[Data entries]
=====

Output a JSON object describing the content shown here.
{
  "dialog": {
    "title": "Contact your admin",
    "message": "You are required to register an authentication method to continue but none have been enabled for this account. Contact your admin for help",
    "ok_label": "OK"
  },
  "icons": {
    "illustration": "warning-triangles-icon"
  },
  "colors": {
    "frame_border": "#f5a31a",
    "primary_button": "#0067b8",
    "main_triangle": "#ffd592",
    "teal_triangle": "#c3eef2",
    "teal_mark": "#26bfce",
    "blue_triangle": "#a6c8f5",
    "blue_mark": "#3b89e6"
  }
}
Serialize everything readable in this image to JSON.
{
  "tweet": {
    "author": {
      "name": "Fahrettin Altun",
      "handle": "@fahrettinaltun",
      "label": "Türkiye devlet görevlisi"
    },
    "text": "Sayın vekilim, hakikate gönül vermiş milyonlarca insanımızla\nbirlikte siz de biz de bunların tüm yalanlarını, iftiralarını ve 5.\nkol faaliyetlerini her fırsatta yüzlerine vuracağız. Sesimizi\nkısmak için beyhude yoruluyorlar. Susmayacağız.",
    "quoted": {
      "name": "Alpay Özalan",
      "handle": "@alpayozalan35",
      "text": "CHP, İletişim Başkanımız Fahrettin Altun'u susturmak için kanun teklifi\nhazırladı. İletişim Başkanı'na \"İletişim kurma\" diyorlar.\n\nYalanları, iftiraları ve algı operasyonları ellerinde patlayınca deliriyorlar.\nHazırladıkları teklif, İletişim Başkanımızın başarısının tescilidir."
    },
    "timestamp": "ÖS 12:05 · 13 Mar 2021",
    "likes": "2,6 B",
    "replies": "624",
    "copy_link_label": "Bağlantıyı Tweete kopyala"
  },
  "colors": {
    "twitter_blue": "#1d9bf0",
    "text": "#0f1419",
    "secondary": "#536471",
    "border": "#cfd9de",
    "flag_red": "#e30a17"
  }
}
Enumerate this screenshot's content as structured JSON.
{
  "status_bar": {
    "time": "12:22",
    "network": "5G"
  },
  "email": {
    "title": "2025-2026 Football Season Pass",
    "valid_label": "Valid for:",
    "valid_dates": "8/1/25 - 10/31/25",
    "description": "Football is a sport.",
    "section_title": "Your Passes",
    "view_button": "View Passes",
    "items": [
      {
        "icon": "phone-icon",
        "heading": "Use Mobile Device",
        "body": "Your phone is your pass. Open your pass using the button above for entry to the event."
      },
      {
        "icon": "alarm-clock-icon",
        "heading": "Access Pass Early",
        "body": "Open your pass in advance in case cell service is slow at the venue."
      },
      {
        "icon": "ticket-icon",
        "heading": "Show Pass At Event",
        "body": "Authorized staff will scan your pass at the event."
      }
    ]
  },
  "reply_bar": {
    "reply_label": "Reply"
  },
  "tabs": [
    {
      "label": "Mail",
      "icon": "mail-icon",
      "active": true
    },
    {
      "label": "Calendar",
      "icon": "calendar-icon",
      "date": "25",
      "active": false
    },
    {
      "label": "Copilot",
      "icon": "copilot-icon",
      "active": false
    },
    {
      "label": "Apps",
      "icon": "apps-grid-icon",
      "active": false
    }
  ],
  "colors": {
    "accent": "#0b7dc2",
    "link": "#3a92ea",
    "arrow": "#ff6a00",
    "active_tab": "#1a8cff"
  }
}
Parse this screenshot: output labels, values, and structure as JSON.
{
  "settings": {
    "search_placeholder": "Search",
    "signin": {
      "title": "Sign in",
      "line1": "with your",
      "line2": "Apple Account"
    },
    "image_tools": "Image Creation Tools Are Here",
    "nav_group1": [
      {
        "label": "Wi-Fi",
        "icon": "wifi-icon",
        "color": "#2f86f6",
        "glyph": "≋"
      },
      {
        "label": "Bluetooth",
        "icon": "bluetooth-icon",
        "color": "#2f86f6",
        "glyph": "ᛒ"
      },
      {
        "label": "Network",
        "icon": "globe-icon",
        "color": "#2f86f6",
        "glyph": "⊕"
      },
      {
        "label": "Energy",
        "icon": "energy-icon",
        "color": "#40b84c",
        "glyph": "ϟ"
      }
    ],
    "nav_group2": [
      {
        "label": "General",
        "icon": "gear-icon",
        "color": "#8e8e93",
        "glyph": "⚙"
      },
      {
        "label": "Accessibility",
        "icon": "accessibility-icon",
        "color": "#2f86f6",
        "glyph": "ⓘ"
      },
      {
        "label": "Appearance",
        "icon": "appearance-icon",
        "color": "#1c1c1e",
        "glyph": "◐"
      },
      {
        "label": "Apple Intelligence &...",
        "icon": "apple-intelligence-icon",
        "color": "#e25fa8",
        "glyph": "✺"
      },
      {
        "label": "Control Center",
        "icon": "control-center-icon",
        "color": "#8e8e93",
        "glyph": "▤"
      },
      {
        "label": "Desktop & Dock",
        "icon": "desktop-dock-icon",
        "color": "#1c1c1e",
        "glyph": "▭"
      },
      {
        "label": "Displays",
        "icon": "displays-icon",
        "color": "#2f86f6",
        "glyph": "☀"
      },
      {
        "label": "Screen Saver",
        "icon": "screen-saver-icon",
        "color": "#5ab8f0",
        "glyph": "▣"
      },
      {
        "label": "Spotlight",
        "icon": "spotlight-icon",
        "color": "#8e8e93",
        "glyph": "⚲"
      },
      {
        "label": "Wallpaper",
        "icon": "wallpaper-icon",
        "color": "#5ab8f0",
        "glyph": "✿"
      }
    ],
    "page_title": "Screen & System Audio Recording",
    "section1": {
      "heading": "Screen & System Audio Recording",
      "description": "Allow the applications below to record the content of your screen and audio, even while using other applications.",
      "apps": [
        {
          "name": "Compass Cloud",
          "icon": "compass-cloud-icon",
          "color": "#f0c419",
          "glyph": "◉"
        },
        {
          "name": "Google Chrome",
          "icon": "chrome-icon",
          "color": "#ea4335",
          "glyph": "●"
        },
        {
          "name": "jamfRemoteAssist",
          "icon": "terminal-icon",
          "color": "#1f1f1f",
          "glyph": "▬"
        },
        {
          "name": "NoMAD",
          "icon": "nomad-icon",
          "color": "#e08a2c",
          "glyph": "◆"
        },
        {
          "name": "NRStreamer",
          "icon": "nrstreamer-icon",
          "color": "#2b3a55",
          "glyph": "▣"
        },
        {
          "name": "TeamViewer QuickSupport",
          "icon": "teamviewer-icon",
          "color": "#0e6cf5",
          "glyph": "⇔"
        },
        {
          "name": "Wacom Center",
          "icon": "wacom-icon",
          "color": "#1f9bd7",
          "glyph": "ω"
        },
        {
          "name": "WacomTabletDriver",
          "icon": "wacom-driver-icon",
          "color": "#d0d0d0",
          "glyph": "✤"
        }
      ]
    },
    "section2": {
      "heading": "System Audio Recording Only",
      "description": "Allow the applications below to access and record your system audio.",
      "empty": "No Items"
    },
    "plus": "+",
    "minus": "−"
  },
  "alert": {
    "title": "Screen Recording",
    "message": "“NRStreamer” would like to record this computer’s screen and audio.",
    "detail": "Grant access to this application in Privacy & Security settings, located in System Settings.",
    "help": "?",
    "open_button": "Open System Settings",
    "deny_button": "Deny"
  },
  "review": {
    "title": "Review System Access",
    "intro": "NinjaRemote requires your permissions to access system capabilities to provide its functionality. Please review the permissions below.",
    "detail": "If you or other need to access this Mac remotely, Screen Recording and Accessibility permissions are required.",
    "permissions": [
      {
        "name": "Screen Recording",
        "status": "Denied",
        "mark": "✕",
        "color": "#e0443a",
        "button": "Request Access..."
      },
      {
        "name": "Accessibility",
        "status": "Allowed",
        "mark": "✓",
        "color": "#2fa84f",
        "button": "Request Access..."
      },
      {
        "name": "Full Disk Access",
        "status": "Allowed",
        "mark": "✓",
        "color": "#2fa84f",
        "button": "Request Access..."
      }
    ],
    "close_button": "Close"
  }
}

=====

▶ [DIRECTIONS FOR THIS TASK]
Go through the listing above and pull out each line containing the word "body".

▶ [EXERCISE RESULT]
        "body": "Your phone is your pass. Open your pass using the button above for entry to the event."
        "body": "Open your pass in advance in case cell service is slow at the venue."
        "body": "Authorized staff will scan your pass at the event."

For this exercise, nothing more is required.